(Dataset items)
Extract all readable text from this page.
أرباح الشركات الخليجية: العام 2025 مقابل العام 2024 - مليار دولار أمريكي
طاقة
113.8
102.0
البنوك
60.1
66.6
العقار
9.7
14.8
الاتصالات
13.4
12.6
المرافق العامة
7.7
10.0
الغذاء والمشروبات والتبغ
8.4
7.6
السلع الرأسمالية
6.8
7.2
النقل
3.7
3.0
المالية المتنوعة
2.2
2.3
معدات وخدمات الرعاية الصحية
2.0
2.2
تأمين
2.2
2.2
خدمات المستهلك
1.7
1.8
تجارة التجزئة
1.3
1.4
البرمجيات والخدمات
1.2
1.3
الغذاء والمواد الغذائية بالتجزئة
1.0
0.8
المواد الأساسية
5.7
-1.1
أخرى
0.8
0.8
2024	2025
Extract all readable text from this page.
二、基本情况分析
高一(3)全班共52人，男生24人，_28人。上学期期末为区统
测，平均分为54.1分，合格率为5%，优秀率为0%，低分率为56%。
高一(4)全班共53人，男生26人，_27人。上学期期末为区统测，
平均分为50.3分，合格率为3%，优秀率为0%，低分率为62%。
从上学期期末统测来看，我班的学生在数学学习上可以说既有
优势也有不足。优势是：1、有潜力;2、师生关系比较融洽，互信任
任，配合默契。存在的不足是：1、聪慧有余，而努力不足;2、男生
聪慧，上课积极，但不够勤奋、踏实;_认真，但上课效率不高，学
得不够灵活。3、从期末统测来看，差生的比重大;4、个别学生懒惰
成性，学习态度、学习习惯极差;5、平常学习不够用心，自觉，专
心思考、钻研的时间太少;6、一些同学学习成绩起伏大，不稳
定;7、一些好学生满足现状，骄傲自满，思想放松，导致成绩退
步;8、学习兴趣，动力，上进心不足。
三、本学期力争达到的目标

## [Your goal]
From the records above, extract every entry verbatim.

## [Response to the exercise]
Extract all readable text from this page.
أرباح الشركات الخليجية: العام 2025 مقابل العام 2024 - مليار دولار أمريكي
طاقة
113.8
102.0
البنوك
60.1
66.6
العقار
9.7
14.8
الاتصالات
13.4
12.6
المرافق العامة
7.7
10.0
الغذاء والمشروبات والتبغ
8.4
7.6
السلع الرأسمالية
6.8
7.2
النقل
3.7
3.0
المالية المتنوعة
2.2
2.3
معدات وخدمات الرعاية الصحية
2.0
2.2
تأمين
2.2
2.2
خدمات المستهلك
1.7
1.8
تجارة التجزئة
1.3
1.4
البرمجيات والخدمات
1.2
1.3
الغذاء والمواد الغذائية بالتجزئة
1.0
0.8
المواد الأساسية
5.7
-1.1
أخرى
0.8
0.8
2024	2025
Extract all readable text from this page.
二、基本情况分析
高一(3)全班共52人，男生24人，_28人。上学期期末为区统
测，平均分为54.1分，合格率为5%，优秀率为0%，低分率为56%。
高一(4)全班共53人，男生26人，_27人。上学期期末为区统测，
平均分为50.3分，合格率为3%，优秀率为0%，低分率为62%。
从上学期期末统测来看，我班的学生在数学学习上可以说既有
优势也有不足。优势是：1、有潜力;2、师生关系比较融洽，互信任
任，配合默契。存在的不足是：1、聪慧有余，而努力不足;2、男生
聪慧，上课积极，但不够勤奋、踏实;_认真，但上课效率不高，学
得不够灵活。3、从期末统测来看，差生的比重大;4、个别学生懒惰
成性，学习态度、学习习惯极差;5、平常学习不够用心，自觉，专
心思考、钻研的时间太少;6、一些同学学习成绩起伏大，不稳
定;7、一些好学生满足现状，骄傲自满，思想放松，导致成绩退
步;8、学习兴趣，动力，上进心不足。
三、本学期力争达到的目标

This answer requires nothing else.